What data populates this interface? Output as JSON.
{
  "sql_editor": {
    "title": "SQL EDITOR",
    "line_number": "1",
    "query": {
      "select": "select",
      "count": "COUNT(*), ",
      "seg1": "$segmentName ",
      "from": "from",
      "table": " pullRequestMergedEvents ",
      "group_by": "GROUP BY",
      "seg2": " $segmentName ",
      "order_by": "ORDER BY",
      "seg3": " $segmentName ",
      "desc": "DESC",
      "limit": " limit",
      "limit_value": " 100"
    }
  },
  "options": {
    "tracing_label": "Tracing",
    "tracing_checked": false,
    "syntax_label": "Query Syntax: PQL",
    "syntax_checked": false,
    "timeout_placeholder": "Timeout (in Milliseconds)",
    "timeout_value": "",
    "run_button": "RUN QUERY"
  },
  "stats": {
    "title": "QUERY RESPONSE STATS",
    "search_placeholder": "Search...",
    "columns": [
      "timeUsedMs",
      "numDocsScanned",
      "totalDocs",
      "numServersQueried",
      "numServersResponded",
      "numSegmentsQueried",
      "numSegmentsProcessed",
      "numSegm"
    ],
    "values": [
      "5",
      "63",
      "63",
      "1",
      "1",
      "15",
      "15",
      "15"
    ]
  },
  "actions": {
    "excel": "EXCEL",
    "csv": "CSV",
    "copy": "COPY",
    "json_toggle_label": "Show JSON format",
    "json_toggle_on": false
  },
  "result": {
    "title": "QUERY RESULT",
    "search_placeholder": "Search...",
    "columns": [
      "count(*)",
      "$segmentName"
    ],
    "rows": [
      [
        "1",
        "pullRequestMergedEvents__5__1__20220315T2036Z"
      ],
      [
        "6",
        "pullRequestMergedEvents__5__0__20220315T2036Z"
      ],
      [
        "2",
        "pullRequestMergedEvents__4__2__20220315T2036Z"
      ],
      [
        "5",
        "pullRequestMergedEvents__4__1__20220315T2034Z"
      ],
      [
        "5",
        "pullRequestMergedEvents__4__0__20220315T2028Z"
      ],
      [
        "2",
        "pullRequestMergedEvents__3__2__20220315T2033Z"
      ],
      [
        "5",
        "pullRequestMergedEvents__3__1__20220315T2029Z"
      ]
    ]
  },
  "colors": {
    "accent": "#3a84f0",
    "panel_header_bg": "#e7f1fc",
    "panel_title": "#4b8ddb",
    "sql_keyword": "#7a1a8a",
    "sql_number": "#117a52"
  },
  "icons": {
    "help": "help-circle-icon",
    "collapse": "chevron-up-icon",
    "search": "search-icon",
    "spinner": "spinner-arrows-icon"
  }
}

* * *

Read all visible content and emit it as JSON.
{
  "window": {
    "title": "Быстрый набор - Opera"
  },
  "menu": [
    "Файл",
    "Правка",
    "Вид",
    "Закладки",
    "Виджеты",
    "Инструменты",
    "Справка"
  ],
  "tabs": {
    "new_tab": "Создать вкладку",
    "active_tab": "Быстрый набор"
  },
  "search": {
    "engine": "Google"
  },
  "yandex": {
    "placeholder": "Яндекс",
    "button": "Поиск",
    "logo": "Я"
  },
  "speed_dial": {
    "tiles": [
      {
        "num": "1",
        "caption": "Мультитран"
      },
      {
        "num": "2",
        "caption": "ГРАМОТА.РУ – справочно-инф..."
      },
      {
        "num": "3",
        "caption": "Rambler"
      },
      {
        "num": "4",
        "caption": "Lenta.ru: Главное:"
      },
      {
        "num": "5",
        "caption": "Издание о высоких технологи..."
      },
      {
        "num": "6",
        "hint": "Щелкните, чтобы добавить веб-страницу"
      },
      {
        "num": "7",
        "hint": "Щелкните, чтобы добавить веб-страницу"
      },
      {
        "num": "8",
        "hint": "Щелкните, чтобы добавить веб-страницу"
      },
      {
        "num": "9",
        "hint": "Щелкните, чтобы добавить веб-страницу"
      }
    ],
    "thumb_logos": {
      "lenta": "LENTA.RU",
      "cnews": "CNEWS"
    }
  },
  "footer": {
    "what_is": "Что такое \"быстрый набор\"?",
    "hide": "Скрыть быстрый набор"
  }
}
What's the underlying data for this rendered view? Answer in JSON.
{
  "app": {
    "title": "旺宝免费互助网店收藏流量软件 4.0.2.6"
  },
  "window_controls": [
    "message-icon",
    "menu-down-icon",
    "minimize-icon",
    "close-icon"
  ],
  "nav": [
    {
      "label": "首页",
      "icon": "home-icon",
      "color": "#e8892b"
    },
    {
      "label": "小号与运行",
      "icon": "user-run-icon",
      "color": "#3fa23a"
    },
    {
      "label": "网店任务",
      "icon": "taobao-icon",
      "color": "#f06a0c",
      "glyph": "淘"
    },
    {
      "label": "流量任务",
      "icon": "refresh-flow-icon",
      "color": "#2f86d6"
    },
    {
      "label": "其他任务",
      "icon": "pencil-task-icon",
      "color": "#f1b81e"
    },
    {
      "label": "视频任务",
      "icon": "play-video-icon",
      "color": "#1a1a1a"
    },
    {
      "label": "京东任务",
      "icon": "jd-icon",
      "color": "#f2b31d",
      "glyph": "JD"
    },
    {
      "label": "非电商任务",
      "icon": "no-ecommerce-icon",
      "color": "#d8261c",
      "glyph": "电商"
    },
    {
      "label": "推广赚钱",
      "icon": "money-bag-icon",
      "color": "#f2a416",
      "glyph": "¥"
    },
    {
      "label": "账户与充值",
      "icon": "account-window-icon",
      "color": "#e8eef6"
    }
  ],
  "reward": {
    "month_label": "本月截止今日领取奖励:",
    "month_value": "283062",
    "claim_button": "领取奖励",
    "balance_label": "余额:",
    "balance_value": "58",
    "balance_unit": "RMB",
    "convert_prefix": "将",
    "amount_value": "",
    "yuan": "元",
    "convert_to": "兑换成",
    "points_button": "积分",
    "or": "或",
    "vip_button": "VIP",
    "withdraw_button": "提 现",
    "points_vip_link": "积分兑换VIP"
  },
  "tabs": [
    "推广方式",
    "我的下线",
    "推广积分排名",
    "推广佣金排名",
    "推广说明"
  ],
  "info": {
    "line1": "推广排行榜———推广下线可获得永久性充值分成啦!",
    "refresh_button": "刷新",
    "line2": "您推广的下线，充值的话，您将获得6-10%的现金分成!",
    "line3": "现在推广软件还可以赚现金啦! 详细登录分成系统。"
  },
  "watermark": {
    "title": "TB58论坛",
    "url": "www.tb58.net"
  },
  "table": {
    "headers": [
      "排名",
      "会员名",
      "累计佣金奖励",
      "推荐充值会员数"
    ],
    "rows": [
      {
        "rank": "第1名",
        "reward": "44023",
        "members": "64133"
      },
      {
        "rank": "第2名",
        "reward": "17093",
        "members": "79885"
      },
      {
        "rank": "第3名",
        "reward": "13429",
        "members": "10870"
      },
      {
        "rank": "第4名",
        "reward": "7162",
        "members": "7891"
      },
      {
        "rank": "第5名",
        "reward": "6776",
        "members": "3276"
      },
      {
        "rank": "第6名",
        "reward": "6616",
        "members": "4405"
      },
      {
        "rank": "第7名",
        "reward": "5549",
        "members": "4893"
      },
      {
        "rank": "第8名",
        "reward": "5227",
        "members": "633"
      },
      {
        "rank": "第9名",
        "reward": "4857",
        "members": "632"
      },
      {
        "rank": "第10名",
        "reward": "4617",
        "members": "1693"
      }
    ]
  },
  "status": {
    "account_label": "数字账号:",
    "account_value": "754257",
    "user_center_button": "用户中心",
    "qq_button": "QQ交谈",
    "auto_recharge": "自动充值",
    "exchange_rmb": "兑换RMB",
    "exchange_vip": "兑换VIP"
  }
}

* * *

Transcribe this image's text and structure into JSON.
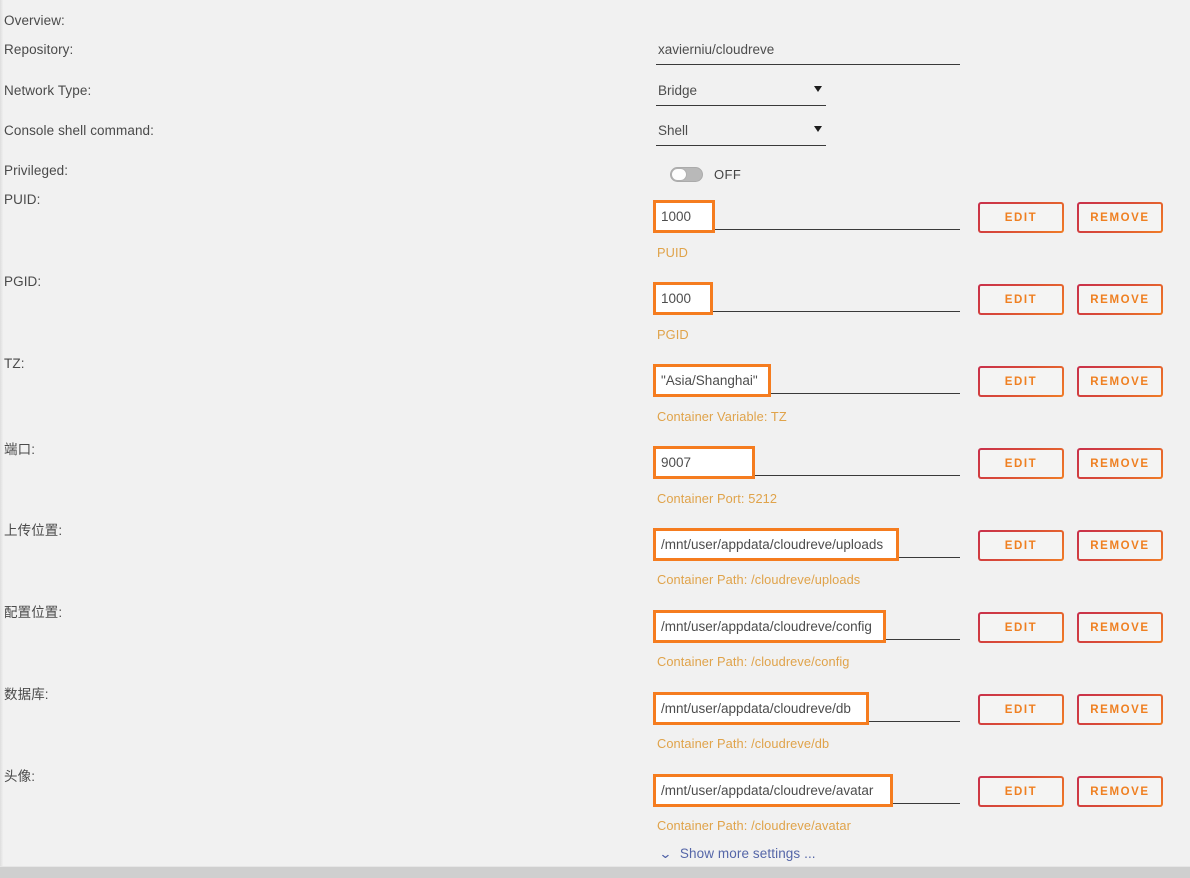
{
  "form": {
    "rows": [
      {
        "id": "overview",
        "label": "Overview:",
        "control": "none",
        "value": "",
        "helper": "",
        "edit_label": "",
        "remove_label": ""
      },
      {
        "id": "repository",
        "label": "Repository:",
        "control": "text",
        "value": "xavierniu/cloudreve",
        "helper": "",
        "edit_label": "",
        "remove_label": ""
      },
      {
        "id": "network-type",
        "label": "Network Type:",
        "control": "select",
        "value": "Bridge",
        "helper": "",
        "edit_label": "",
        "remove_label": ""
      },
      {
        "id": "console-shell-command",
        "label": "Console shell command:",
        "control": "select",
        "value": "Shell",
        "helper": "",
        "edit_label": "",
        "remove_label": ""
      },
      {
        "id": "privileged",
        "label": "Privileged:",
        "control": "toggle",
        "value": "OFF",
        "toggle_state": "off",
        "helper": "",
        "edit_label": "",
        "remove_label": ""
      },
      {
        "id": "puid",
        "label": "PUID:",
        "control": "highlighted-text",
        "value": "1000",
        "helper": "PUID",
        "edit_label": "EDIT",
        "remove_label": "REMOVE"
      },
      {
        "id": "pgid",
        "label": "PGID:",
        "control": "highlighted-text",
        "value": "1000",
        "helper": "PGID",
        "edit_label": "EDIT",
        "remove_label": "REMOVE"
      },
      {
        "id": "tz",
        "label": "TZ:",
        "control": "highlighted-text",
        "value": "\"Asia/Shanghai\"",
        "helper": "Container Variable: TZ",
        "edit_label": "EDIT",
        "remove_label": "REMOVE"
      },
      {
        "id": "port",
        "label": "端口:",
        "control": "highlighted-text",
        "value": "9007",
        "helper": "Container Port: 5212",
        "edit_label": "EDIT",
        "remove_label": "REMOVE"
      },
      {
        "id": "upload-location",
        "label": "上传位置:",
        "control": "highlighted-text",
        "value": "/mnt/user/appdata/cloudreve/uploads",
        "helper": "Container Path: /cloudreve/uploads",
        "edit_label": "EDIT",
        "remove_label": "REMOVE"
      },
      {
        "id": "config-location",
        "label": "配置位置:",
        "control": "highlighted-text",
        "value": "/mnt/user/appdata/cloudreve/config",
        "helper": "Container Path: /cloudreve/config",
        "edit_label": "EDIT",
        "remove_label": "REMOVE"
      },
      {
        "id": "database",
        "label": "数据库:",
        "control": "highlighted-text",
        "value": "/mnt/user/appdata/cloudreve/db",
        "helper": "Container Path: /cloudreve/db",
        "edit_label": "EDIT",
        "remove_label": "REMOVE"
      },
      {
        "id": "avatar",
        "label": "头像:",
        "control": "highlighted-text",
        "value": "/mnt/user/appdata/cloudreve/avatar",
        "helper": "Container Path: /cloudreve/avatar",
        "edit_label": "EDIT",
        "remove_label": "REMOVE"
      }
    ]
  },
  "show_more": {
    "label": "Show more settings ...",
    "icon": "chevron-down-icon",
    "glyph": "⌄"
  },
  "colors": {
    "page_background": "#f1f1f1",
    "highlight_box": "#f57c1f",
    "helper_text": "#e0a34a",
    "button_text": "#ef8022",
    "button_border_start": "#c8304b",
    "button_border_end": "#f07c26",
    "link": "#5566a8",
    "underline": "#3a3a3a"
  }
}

→ Task directions: Pick out and copy the lines of the entries that hold the string "avatar".

→ The completed task:
        "id": "avatar",
        "value": "/mnt/user/appdata/cloudreve/avatar",
        "helper": "Container Path: /cloudreve/avatar",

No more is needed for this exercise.